> **INSTRUCTIONS FOR THE TASK**
Set down the full listing exactly, character for character.

Stored items from a collection:
□ □ □ □
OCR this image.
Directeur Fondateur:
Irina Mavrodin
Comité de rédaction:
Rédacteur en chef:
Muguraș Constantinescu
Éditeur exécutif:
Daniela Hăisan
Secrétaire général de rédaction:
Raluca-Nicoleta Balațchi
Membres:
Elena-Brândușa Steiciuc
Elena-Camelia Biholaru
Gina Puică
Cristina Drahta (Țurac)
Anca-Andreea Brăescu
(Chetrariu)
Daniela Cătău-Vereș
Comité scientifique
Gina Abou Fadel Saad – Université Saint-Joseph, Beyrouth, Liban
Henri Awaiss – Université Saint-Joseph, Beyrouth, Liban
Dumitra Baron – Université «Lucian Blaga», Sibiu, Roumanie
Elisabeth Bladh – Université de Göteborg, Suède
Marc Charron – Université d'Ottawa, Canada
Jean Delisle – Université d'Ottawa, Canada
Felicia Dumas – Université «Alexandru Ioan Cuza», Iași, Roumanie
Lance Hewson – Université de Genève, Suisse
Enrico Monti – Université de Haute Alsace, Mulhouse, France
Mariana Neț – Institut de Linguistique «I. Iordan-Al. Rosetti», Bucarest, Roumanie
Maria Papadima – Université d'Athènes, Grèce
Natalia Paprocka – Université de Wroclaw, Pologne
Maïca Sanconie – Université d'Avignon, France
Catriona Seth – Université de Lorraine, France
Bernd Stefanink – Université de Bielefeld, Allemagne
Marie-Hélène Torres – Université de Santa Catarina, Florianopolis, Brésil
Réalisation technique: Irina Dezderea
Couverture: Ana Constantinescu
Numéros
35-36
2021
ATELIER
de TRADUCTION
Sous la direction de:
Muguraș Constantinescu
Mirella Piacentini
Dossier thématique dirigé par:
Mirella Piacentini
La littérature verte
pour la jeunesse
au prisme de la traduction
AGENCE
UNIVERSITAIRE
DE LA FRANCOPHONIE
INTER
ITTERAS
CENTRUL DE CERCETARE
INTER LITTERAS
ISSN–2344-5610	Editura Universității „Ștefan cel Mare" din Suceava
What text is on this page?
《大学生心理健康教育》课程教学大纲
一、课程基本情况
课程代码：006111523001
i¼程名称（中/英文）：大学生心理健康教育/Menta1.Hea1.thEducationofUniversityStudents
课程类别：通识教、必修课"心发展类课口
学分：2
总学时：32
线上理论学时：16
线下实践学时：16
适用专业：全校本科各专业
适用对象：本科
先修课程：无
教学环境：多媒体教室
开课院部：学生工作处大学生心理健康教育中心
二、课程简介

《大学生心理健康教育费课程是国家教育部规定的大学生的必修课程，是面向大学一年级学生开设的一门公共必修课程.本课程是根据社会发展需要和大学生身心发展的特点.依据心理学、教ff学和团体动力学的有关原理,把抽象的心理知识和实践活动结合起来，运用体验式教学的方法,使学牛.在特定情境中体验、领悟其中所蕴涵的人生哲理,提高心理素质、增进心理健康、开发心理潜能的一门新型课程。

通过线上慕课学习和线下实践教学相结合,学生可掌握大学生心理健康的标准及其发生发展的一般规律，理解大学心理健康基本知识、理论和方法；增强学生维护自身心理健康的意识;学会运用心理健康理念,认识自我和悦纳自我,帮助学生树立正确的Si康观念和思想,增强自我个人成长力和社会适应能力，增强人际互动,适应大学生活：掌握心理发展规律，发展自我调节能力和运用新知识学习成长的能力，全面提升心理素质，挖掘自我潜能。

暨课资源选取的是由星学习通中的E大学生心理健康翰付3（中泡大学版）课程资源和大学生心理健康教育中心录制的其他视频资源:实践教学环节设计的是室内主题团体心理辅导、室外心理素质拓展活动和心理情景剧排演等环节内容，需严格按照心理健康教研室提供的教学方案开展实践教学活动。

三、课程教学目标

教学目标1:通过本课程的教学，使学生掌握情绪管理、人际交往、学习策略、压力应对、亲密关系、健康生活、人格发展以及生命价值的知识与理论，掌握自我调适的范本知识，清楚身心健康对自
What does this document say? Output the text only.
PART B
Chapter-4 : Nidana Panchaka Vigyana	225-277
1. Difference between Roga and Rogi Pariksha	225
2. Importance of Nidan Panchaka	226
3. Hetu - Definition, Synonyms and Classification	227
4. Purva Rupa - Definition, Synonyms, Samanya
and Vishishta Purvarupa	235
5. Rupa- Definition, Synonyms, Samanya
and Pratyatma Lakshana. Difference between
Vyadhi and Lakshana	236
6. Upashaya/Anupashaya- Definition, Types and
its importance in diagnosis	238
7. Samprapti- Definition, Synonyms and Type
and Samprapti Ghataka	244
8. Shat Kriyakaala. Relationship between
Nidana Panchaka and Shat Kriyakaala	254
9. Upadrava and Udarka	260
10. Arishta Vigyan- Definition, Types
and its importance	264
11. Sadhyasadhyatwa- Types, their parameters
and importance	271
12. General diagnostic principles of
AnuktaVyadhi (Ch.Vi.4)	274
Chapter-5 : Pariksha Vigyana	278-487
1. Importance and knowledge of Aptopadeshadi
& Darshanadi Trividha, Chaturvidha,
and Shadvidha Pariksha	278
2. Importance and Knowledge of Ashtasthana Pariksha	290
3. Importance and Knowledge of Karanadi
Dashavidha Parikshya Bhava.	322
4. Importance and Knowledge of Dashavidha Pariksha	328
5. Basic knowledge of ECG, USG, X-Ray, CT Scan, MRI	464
□ □ □ □
> **FULL ANSWER**
OCR this image.
Directeur Fondateur:
Irina Mavrodin
Comité de rédaction:
Rédacteur en chef:
Muguraș Constantinescu
Éditeur exécutif:
Daniela Hăisan
Secrétaire général de rédaction:
Raluca-Nicoleta Balațchi
Membres:
Elena-Brândușa Steiciuc
Elena-Camelia Biholaru
Gina Puică
Cristina Drahta (Țurac)
Anca-Andreea Brăescu
(Chetrariu)
Daniela Cătău-Vereș
Comité scientifique
Gina Abou Fadel Saad – Université Saint-Joseph, Beyrouth, Liban
Henri Awaiss – Université Saint-Joseph, Beyrouth, Liban
Dumitra Baron – Université «Lucian Blaga», Sibiu, Roumanie
Elisabeth Bladh – Université de Göteborg, Suède
Marc Charron – Université d'Ottawa, Canada
Jean Delisle – Université d'Ottawa, Canada
Felicia Dumas – Université «Alexandru Ioan Cuza», Iași, Roumanie
Lance Hewson – Université de Genève, Suisse
Enrico Monti – Université de Haute Alsace, Mulhouse, France
Mariana Neț – Institut de Linguistique «I. Iordan-Al. Rosetti», Bucarest, Roumanie
Maria Papadima – Université d'Athènes, Grèce
Natalia Paprocka – Université de Wroclaw, Pologne
Maïca Sanconie – Université d'Avignon, France
Catriona Seth – Université de Lorraine, France
Bernd Stefanink – Université de Bielefeld, Allemagne
Marie-Hélène Torres – Université de Santa Catarina, Florianopolis, Brésil
Réalisation technique: Irina Dezderea
Couverture: Ana Constantinescu
Numéros
35-36
2021
ATELIER
de TRADUCTION
Sous la direction de:
Muguraș Constantinescu
Mirella Piacentini
Dossier thématique dirigé par:
Mirella Piacentini
La littérature verte
pour la jeunesse
au prisme de la traduction
AGENCE
UNIVERSITAIRE
DE LA FRANCOPHONIE
INTER
ITTERAS
CENTRUL DE CERCETARE
INTER LITTERAS
ISSN–2344-5610	Editura Universității „Ștefan cel Mare" din Suceava
What text is on this page?
《大学生心理健康教育》课程教学大纲
一、课程基本情况
课程代码：006111523001
i¼程名称（中/英文）：大学生心理健康教育/Menta1.Hea1.thEducationofUniversityStudents
课程类别：通识教、必修课"心发展类课口
学分：2
总学时：32
线上理论学时：16
线下实践学时：16
适用专业：全校本科各专业
适用对象：本科
先修课程：无
教学环境：多媒体教室
开课院部：学生工作处大学生心理健康教育中心
二、课程简介

《大学生心理健康教育费课程是国家教育部规定的大学生的必修课程，是面向大学一年级学生开设的一门公共必修课程.本课程是根据社会发展需要和大学生身心发展的特点.依据心理学、教ff学和团体动力学的有关原理,把抽象的心理知识和实践活动结合起来，运用体验式教学的方法,使学牛.在特定情境中体验、领悟其中所蕴涵的人生哲理,提高心理素质、增进心理健康、开发心理潜能的一门新型课程。

通过线上慕课学习和线下实践教学相结合,学生可掌握大学生心理健康的标准及其发生发展的一般规律，理解大学心理健康基本知识、理论和方法；增强学生维护自身心理健康的意识;学会运用心理健康理念,认识自我和悦纳自我,帮助学生树立正确的Si康观念和思想,增强自我个人成长力和社会适应能力，增强人际互动,适应大学生活：掌握心理发展规律，发展自我调节能力和运用新知识学习成长的能力，全面提升心理素质，挖掘自我潜能。

暨课资源选取的是由星学习通中的E大学生心理健康翰付3（中泡大学版）课程资源和大学生心理健康教育中心录制的其他视频资源:实践教学环节设计的是室内主题团体心理辅导、室外心理素质拓展活动和心理情景剧排演等环节内容，需严格按照心理健康教研室提供的教学方案开展实践教学活动。

三、课程教学目标

教学目标1:通过本课程的教学，使学生掌握情绪管理、人际交往、学习策略、压力应对、亲密关系、健康生活、人格发展以及生命价值的知识与理论，掌握自我调适的范本知识，清楚身心健康对自
What does this document say? Output the text only.
PART B
Chapter-4 : Nidana Panchaka Vigyana	225-277
1. Difference between Roga and Rogi Pariksha	225
2. Importance of Nidan Panchaka	226
3. Hetu - Definition, Synonyms and Classification	227
4. Purva Rupa - Definition, Synonyms, Samanya
and Vishishta Purvarupa	235
5. Rupa- Definition, Synonyms, Samanya
and Pratyatma Lakshana. Difference between
Vyadhi and Lakshana	236
6. Upashaya/Anupashaya- Definition, Types and
its importance in diagnosis	238
7. Samprapti- Definition, Synonyms and Type
and Samprapti Ghataka	244
8. Shat Kriyakaala. Relationship between
Nidana Panchaka and Shat Kriyakaala	254
9. Upadrava and Udarka	260
10. Arishta Vigyan- Definition, Types
and its importance	264
11. Sadhyasadhyatwa- Types, their parameters
and importance	271
12. General diagnostic principles of
AnuktaVyadhi (Ch.Vi.4)	274
Chapter-5 : Pariksha Vigyana	278-487
1. Importance and knowledge of Aptopadeshadi
& Darshanadi Trividha, Chaturvidha,
and Shadvidha Pariksha	278
2. Importance and Knowledge of Ashtasthana Pariksha	290
3. Importance and Knowledge of Karanadi
Dashavidha Parikshya Bhava.	322
4. Importance and Knowledge of Dashavidha Pariksha	328
5. Basic knowledge of ECG, USG, X-Ray, CT Scan, MRI	464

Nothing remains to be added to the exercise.